### Problem to solve
Quote each record exactly, please, leaving none out.

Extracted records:
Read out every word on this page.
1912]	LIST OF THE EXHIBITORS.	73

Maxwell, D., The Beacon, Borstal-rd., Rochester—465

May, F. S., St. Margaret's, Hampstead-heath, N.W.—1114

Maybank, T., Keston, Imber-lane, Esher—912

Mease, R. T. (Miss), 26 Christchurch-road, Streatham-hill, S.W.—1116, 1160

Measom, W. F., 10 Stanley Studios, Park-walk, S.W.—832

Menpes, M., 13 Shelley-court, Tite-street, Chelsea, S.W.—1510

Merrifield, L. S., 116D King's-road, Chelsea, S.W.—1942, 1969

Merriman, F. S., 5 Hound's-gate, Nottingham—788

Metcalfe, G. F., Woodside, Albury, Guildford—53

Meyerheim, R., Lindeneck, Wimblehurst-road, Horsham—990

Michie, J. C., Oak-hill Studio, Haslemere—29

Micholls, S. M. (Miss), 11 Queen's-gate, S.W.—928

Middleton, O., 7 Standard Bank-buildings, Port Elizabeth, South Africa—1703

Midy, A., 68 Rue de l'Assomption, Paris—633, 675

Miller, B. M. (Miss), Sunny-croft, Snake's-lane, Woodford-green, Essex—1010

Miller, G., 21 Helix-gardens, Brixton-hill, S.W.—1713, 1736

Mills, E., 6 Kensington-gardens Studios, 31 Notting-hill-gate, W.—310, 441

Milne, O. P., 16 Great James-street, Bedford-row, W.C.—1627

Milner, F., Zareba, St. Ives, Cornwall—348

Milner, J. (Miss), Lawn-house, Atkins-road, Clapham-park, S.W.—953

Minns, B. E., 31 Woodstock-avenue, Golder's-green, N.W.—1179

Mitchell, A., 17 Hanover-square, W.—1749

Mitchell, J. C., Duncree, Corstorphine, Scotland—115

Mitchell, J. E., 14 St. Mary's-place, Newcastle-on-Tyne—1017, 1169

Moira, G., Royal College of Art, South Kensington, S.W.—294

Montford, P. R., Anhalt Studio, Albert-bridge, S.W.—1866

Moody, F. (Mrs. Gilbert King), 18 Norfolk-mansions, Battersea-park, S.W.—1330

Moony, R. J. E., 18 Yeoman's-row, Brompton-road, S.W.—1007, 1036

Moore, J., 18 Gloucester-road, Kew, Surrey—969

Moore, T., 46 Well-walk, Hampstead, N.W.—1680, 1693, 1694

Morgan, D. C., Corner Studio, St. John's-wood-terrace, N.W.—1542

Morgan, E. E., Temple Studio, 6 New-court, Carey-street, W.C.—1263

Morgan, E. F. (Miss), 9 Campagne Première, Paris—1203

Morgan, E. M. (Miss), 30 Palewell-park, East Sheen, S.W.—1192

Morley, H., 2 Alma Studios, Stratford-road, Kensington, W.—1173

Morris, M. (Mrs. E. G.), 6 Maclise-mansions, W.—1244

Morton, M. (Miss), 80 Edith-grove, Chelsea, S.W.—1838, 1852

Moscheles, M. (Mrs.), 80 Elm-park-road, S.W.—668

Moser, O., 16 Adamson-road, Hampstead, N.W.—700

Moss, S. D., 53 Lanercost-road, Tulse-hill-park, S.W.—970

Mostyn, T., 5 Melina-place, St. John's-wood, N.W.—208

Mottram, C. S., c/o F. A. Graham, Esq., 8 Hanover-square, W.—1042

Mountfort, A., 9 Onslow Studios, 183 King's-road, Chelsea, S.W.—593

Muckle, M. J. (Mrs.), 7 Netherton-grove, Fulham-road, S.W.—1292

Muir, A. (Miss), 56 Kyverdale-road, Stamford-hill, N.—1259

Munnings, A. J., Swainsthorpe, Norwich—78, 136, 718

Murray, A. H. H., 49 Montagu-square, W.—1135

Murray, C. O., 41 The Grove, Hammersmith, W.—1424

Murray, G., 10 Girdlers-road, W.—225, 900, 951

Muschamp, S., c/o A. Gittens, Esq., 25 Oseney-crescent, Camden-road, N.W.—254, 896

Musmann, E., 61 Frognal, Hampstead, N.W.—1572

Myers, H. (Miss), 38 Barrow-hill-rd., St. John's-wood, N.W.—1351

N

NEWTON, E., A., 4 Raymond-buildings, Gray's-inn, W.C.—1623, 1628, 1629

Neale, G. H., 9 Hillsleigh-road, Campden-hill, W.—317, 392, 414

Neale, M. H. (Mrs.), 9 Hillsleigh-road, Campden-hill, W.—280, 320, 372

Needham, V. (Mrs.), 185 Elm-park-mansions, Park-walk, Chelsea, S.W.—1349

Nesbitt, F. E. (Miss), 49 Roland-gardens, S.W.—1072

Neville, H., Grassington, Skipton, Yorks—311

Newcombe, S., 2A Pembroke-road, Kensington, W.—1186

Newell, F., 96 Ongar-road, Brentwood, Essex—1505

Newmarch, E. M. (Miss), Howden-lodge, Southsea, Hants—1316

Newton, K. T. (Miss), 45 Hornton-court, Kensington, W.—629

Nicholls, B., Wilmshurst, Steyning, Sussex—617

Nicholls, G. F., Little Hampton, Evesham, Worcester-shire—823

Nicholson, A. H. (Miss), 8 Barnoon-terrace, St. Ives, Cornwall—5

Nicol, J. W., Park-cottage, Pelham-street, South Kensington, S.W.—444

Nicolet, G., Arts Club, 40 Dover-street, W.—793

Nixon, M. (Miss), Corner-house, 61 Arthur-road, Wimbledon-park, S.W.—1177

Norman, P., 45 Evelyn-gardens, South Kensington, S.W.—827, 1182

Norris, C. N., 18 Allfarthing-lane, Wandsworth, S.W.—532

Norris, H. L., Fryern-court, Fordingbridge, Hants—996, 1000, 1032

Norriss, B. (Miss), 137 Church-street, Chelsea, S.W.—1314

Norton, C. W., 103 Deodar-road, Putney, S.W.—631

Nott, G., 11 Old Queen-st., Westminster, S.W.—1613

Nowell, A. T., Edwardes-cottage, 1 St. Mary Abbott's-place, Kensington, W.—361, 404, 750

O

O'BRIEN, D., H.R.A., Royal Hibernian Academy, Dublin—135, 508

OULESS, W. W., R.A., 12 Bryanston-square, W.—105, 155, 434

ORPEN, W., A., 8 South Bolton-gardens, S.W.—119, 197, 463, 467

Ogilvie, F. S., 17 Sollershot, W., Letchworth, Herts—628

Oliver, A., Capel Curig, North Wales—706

### Answer to this task
Read out every word on this page.
1912]	LIST OF THE EXHIBITORS.	73

Maxwell, D., The Beacon, Borstal-rd., Rochester—465

May, F. S., St. Margaret's, Hampstead-heath, N.W.—1114

Maybank, T., Keston, Imber-lane, Esher—912

Mease, R. T. (Miss), 26 Christchurch-road, Streatham-hill, S.W.—1116, 1160

Measom, W. F., 10 Stanley Studios, Park-walk, S.W.—832

Menpes, M., 13 Shelley-court, Tite-street, Chelsea, S.W.—1510

Merrifield, L. S., 116D King's-road, Chelsea, S.W.—1942, 1969

Merriman, F. S., 5 Hound's-gate, Nottingham—788

Metcalfe, G. F., Woodside, Albury, Guildford—53

Meyerheim, R., Lindeneck, Wimblehurst-road, Horsham—990

Michie, J. C., Oak-hill Studio, Haslemere—29

Micholls, S. M. (Miss), 11 Queen's-gate, S.W.—928

Middleton, O., 7 Standard Bank-buildings, Port Elizabeth, South Africa—1703

Midy, A., 68 Rue de l'Assomption, Paris—633, 675

Miller, B. M. (Miss), Sunny-croft, Snake's-lane, Woodford-green, Essex—1010

Miller, G., 21 Helix-gardens, Brixton-hill, S.W.—1713, 1736

Mills, E., 6 Kensington-gardens Studios, 31 Notting-hill-gate, W.—310, 441

Milne, O. P., 16 Great James-street, Bedford-row, W.C.—1627

Milner, F., Zareba, St. Ives, Cornwall—348

Milner, J. (Miss), Lawn-house, Atkins-road, Clapham-park, S.W.—953

Minns, B. E., 31 Woodstock-avenue, Golder's-green, N.W.—1179

Mitchell, A., 17 Hanover-square, W.—1749

Mitchell, J. C., Duncree, Corstorphine, Scotland—115

Mitchell, J. E., 14 St. Mary's-place, Newcastle-on-Tyne—1017, 1169

Moira, G., Royal College of Art, South Kensington, S.W.—294

Montford, P. R., Anhalt Studio, Albert-bridge, S.W.—1866

Moody, F. (Mrs. Gilbert King), 18 Norfolk-mansions, Battersea-park, S.W.—1330

Moony, R. J. E., 18 Yeoman's-row, Brompton-road, S.W.—1007, 1036

Moore, J., 18 Gloucester-road, Kew, Surrey—969

Moore, T., 46 Well-walk, Hampstead, N.W.—1680, 1693, 1694

Morgan, D. C., Corner Studio, St. John's-wood-terrace, N.W.—1542

Morgan, E. E., Temple Studio, 6 New-court, Carey-street, W.C.—1263

Morgan, E. F. (Miss), 9 Campagne Première, Paris—1203

Morgan, E. M. (Miss), 30 Palewell-park, East Sheen, S.W.—1192

Morley, H., 2 Alma Studios, Stratford-road, Kensington, W.—1173

Morris, M. (Mrs. E. G.), 6 Maclise-mansions, W.—1244

Morton, M. (Miss), 80 Edith-grove, Chelsea, S.W.—1838, 1852

Moscheles, M. (Mrs.), 80 Elm-park-road, S.W.—668

Moser, O., 16 Adamson-road, Hampstead, N.W.—700

Moss, S. D., 53 Lanercost-road, Tulse-hill-park, S.W.—970

Mostyn, T., 5 Melina-place, St. John's-wood, N.W.—208

Mottram, C. S., c/o F. A. Graham, Esq., 8 Hanover-square, W.—1042

Mountfort, A., 9 Onslow Studios, 183 King's-road, Chelsea, S.W.—593

Muckle, M. J. (Mrs.), 7 Netherton-grove, Fulham-road, S.W.—1292

Muir, A. (Miss), 56 Kyverdale-road, Stamford-hill, N.—1259

Munnings, A. J., Swainsthorpe, Norwich—78, 136, 718

Murray, A. H. H., 49 Montagu-square, W.—1135

Murray, C. O., 41 The Grove, Hammersmith, W.—1424

Murray, G., 10 Girdlers-road, W.—225, 900, 951

Muschamp, S., c/o A. Gittens, Esq., 25 Oseney-crescent, Camden-road, N.W.—254, 896

Musmann, E., 61 Frognal, Hampstead, N.W.—1572

Myers, H. (Miss), 38 Barrow-hill-rd., St. John's-wood, N.W.—1351

N

NEWTON, E., A., 4 Raymond-buildings, Gray's-inn, W.C.—1623, 1628, 1629

Neale, G. H., 9 Hillsleigh-road, Campden-hill, W.—317, 392, 414

Neale, M. H. (Mrs.), 9 Hillsleigh-road, Campden-hill, W.—280, 320, 372

Needham, V. (Mrs.), 185 Elm-park-mansions, Park-walk, Chelsea, S.W.—1349

Nesbitt, F. E. (Miss), 49 Roland-gardens, S.W.—1072

Neville, H., Grassington, Skipton, Yorks—311

Newcombe, S., 2A Pembroke-road, Kensington, W.—1186

Newell, F., 96 Ongar-road, Brentwood, Essex—1505

Newmarch, E. M. (Miss), Howden-lodge, Southsea, Hants—1316

Newton, K. T. (Miss), 45 Hornton-court, Kensington, W.—629

Nicholls, B., Wilmshurst, Steyning, Sussex—617

Nicholls, G. F., Little Hampton, Evesham, Worcester-shire—823

Nicholson, A. H. (Miss), 8 Barnoon-terrace, St. Ives, Cornwall—5

Nicol, J. W., Park-cottage, Pelham-street, South Kensington, S.W.—444

Nicolet, G., Arts Club, 40 Dover-street, W.—793

Nixon, M. (Miss), Corner-house, 61 Arthur-road, Wimbledon-park, S.W.—1177

Norman, P., 45 Evelyn-gardens, South Kensington, S.W.—827, 1182

Norris, C. N., 18 Allfarthing-lane, Wandsworth, S.W.—532

Norris, H. L., Fryern-court, Fordingbridge, Hants—996, 1000, 1032

Norriss, B. (Miss), 137 Church-street, Chelsea, S.W.—1314

Norton, C. W., 103 Deodar-road, Putney, S.W.—631

Nott, G., 11 Old Queen-st., Westminster, S.W.—1613

Nowell, A. T., Edwardes-cottage, 1 St. Mary Abbott's-place, Kensington, W.—361, 404, 750

O

O'BRIEN, D., H.R.A., Royal Hibernian Academy, Dublin—135, 508

OULESS, W. W., R.A., 12 Bryanston-square, W.—105, 155, 434

ORPEN, W., A., 8 South Bolton-gardens, S.W.—119, 197, 463, 467

Ogilvie, F. S., 17 Sollershot, W., Letchworth, Herts—628

Oliver, A., Capel Curig, North Wales—706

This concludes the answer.